* [AIM]: Reproduce, character for character, the stretch of the records below from the line containing "426, 506, 450]" through the line containing "555, 603, 605]", including both of those lines.

━━━━━ SUPPLIED MATERIAL ━━━━━

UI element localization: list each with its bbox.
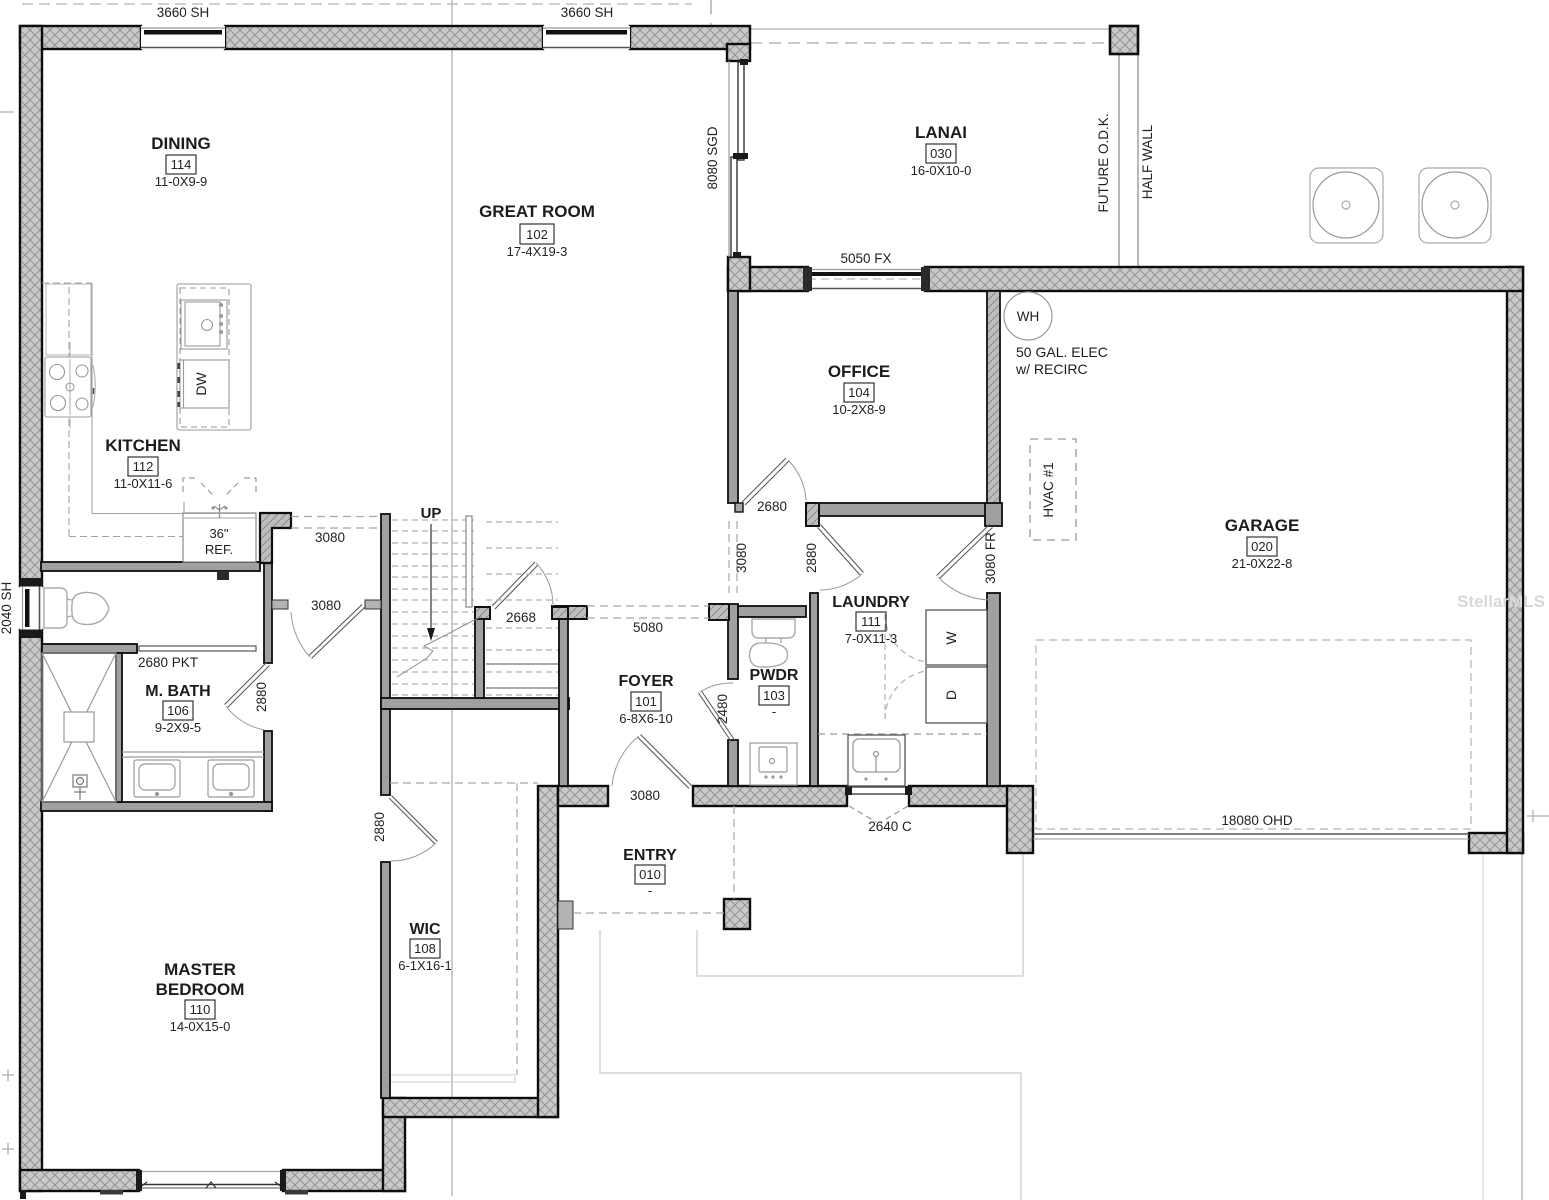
svg-text:3660 SH: 3660 SH: [157, 5, 210, 20]
svg-text:108: 108: [414, 941, 436, 956]
svg-text:FUTURE O.D.K.: FUTURE O.D.K.: [1096, 113, 1111, 212]
svg-text:50 GAL. ELEC: 50 GAL. ELEC: [1016, 344, 1108, 360]
svg-text:102: 102: [526, 227, 548, 242]
svg-text:GREAT ROOM: GREAT ROOM: [479, 202, 595, 221]
svg-text:101: 101: [635, 694, 657, 709]
svg-text:020: 020: [1251, 539, 1273, 554]
svg-text:2880: 2880: [254, 682, 269, 712]
svg-text:2668: 2668: [506, 610, 536, 625]
svg-text:LANAI: LANAI: [915, 123, 967, 142]
svg-text:106: 106: [167, 703, 189, 718]
svg-text:DINING: DINING: [151, 134, 211, 153]
svg-text:5050 FX: 5050 FX: [840, 251, 891, 266]
svg-text:D: D: [943, 690, 959, 700]
svg-text:StellarMLS: StellarMLS: [1457, 592, 1545, 611]
svg-text:2640 C: 2640 C: [868, 819, 912, 834]
svg-text:2680 PKT: 2680 PKT: [138, 655, 198, 670]
svg-text:HALF WALL: HALF WALL: [1140, 124, 1155, 199]
svg-text:111: 111: [861, 614, 881, 629]
svg-text:6-1X16-1: 6-1X16-1: [398, 958, 451, 973]
svg-text:16-0X10-0: 16-0X10-0: [911, 163, 972, 178]
svg-text:14-0X15-0: 14-0X15-0: [170, 1019, 231, 1034]
svg-text:11-0X11-6: 11-0X11-6: [114, 476, 173, 491]
svg-text:KITCHEN: KITCHEN: [105, 436, 181, 455]
svg-text:3080 FR: 3080 FR: [983, 532, 998, 584]
svg-text:010: 010: [639, 867, 661, 882]
svg-text:2680: 2680: [757, 499, 787, 514]
svg-text:114: 114: [171, 157, 192, 172]
svg-text:WIC: WIC: [409, 921, 441, 938]
svg-text:2040 SH: 2040 SH: [0, 582, 14, 635]
svg-text:103: 103: [763, 688, 785, 703]
svg-text:2880: 2880: [372, 812, 387, 842]
svg-text:OFFICE: OFFICE: [828, 362, 890, 381]
svg-text:21-0X22-8: 21-0X22-8: [1232, 556, 1293, 571]
svg-text:2880: 2880: [804, 543, 819, 573]
svg-text:3660 SH: 3660 SH: [561, 5, 614, 20]
svg-text:112: 112: [133, 459, 154, 474]
svg-text:REF.: REF.: [205, 542, 233, 557]
svg-text:-: -: [772, 704, 776, 719]
svg-text:10-2X8-9: 10-2X8-9: [832, 402, 885, 417]
svg-text:6-8X6-10: 6-8X6-10: [619, 711, 672, 726]
svg-text:DW: DW: [193, 372, 209, 396]
svg-text:HVAC #1: HVAC #1: [1041, 462, 1056, 517]
svg-text:w/ RECIRC: w/ RECIRC: [1015, 361, 1088, 377]
svg-text:ENTRY: ENTRY: [623, 847, 677, 864]
svg-text:030: 030: [930, 146, 952, 161]
svg-text:WH: WH: [1017, 309, 1040, 324]
svg-text:BEDROOM: BEDROOM: [156, 980, 245, 999]
svg-text:GARAGE: GARAGE: [1225, 516, 1300, 535]
svg-text:5080: 5080: [633, 620, 663, 635]
svg-text:M. BATH: M. BATH: [145, 683, 210, 700]
svg-text:FOYER: FOYER: [618, 673, 674, 690]
svg-text:18080 OHD: 18080 OHD: [1221, 813, 1293, 828]
svg-text:11-0X9-9: 11-0X9-9: [155, 174, 208, 189]
svg-text:UP: UP: [421, 505, 442, 522]
svg-text:2480: 2480: [715, 694, 730, 724]
svg-text:3080: 3080: [311, 598, 341, 613]
svg-text:3080: 3080: [734, 543, 749, 573]
svg-text:LAUNDRY: LAUNDRY: [832, 594, 910, 611]
svg-text:3080: 3080: [315, 530, 345, 545]
svg-text:-: -: [648, 883, 652, 898]
svg-text:W: W: [943, 631, 959, 645]
svg-text:17-4X19-3: 17-4X19-3: [507, 244, 568, 259]
svg-text:104: 104: [848, 385, 870, 400]
svg-text:110: 110: [190, 1002, 211, 1017]
svg-text:PWDR: PWDR: [750, 667, 799, 684]
svg-text:9-2X9-5: 9-2X9-5: [155, 720, 201, 735]
svg-text:MASTER: MASTER: [164, 960, 236, 979]
svg-text:8080 SGD: 8080 SGD: [705, 126, 720, 189]
svg-text:3080: 3080: [630, 788, 660, 803]
svg-text:36": 36": [209, 526, 228, 541]
svg-text:7-0X11-3: 7-0X11-3: [845, 631, 898, 646]
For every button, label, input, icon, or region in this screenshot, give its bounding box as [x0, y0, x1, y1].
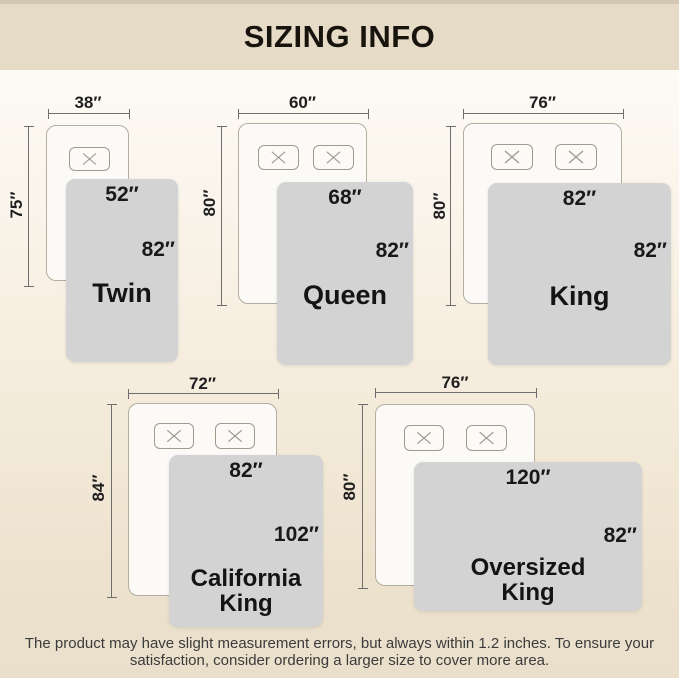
pillow-x-icon	[467, 426, 506, 450]
california-king-name-label: California King	[171, 566, 321, 616]
california-king-blanket: 82″ 102″ California King	[169, 455, 323, 627]
oversized-king-blanket-width-label: 120″	[414, 466, 642, 490]
pillow-x-icon	[556, 145, 596, 169]
queen-pillow-left	[258, 145, 299, 170]
king-pillow-left	[491, 144, 533, 170]
header-bar: SIZING INFO	[0, 0, 679, 70]
king-pillow-right	[555, 144, 597, 170]
king-name-label: King	[488, 281, 671, 312]
king-width-dimension-line	[463, 109, 624, 119]
header-accent-strip	[0, 0, 679, 4]
queen-name-label: Queen	[277, 280, 413, 311]
pillow-x-icon	[216, 424, 254, 448]
disclaimer-note: The product may have slight measurement …	[0, 636, 679, 669]
pillow-x-icon	[314, 146, 353, 169]
twin-pillow	[69, 147, 110, 171]
pillow-x-icon	[155, 424, 193, 448]
disclaimer-line-1: The product may have slight measurement …	[0, 636, 679, 653]
pillow-x-icon	[405, 426, 443, 450]
disclaimer-line-2: satisfaction, consider ordering a larger…	[0, 653, 679, 670]
queen-blanket-width-label: 68″	[277, 186, 413, 210]
twin-length-dimension-line	[24, 126, 34, 287]
california-king-blanket-length-label: 102″	[274, 523, 319, 547]
california-king-length-label: 84″	[89, 466, 109, 510]
queen-blanket: 68″ 82″ Queen	[277, 182, 413, 365]
california-king-blanket-width-label: 82″	[169, 459, 323, 483]
twin-blanket: 52″ 82″ Twin	[66, 179, 178, 362]
king-blanket-length-label: 82″	[634, 239, 667, 263]
king-blanket-width-label: 82″	[488, 187, 671, 211]
twin-blanket-width-label: 52″	[66, 183, 178, 207]
oversized-king-pillow-right	[466, 425, 507, 451]
oversized-king-length-dimension-line	[358, 404, 368, 589]
queen-pillow-right	[313, 145, 354, 170]
king-length-dimension-line	[446, 126, 456, 306]
oversized-king-name-label: Oversized King	[453, 555, 603, 605]
sizing-infographic: SIZING INFO 38″ 75″ 52″ 82″ Twin 60″ 80″…	[0, 0, 679, 678]
california-king-pillow-right	[215, 423, 255, 449]
oversized-king-pillow-left	[404, 425, 444, 451]
queen-length-dimension-line	[217, 126, 227, 306]
twin-blanket-length-label: 82″	[142, 238, 175, 262]
california-king-length-dimension-line	[107, 404, 117, 598]
pillow-x-icon	[492, 145, 532, 169]
oversized-king-blanket: 120″ 82″ Oversized King	[414, 462, 642, 611]
queen-width-dimension-line	[238, 109, 369, 119]
oversized-king-blanket-length-label: 82″	[604, 524, 637, 548]
oversized-king-length-label: 80″	[340, 465, 360, 509]
queen-blanket-length-label: 82″	[376, 239, 409, 263]
pillow-x-icon	[70, 148, 109, 170]
page-title: SIZING INFO	[244, 15, 436, 55]
pillow-x-icon	[259, 146, 298, 169]
twin-width-dimension-line	[48, 109, 130, 119]
california-king-pillow-left	[154, 423, 194, 449]
twin-name-label: Twin	[66, 278, 178, 309]
oversized-king-width-dimension-line	[375, 388, 537, 398]
california-king-width-dimension-line	[128, 389, 279, 399]
king-blanket: 82″ 82″ King	[488, 183, 671, 365]
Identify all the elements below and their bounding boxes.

━━━━━

* [THE SOLUTION]:
pillow-x-icon	[467, 426, 506, 450]
california-king-name-label: California King	[171, 566, 321, 616]
california-king-blanket: 82″ 102″ California King	[169, 455, 323, 627]
oversized-king-blanket-width-label: 120″	[414, 466, 642, 490]
pillow-x-icon	[556, 145, 596, 169]
queen-pillow-left	[258, 145, 299, 170]
king-pillow-left	[491, 144, 533, 170]
header-bar: SIZING INFO	[0, 0, 679, 70]
king-pillow-right	[555, 144, 597, 170]
king-name-label: King	[488, 281, 671, 312]
king-width-dimension-line	[463, 109, 624, 119]
header-accent-strip	[0, 0, 679, 4]
queen-name-label: Queen	[277, 280, 413, 311]
pillow-x-icon	[216, 424, 254, 448]
disclaimer-note: The product may have slight measurement …	[0, 636, 679, 669]
pillow-x-icon	[314, 146, 353, 169]
twin-pillow	[69, 147, 110, 171]
pillow-x-icon	[155, 424, 193, 448]
disclaimer-line-1: The product may have slight measurement …	[0, 636, 679, 653]
pillow-x-icon	[405, 426, 443, 450]
disclaimer-line-2: satisfaction, consider ordering a larger…	[0, 653, 679, 670]
queen-blanket-width-label: 68″	[277, 186, 413, 210]
twin-length-dimension-line	[24, 126, 34, 287]
california-king-blanket-length-label: 102″	[274, 523, 319, 547]
california-king-length-label: 84″	[89, 466, 109, 510]
queen-blanket: 68″ 82″ Queen	[277, 182, 413, 365]
california-king-blanket-width-label: 82″	[169, 459, 323, 483]
twin-blanket: 52″ 82″ Twin	[66, 179, 178, 362]
king-blanket-length-label: 82″	[634, 239, 667, 263]
king-blanket-width-label: 82″	[488, 187, 671, 211]
twin-blanket-width-label: 52″	[66, 183, 178, 207]
oversized-king-pillow-right	[466, 425, 507, 451]
oversized-king-length-dimension-line	[358, 404, 368, 589]
queen-pillow-right	[313, 145, 354, 170]
king-length-dimension-line	[446, 126, 456, 306]
oversized-king-name-label: Oversized King	[453, 555, 603, 605]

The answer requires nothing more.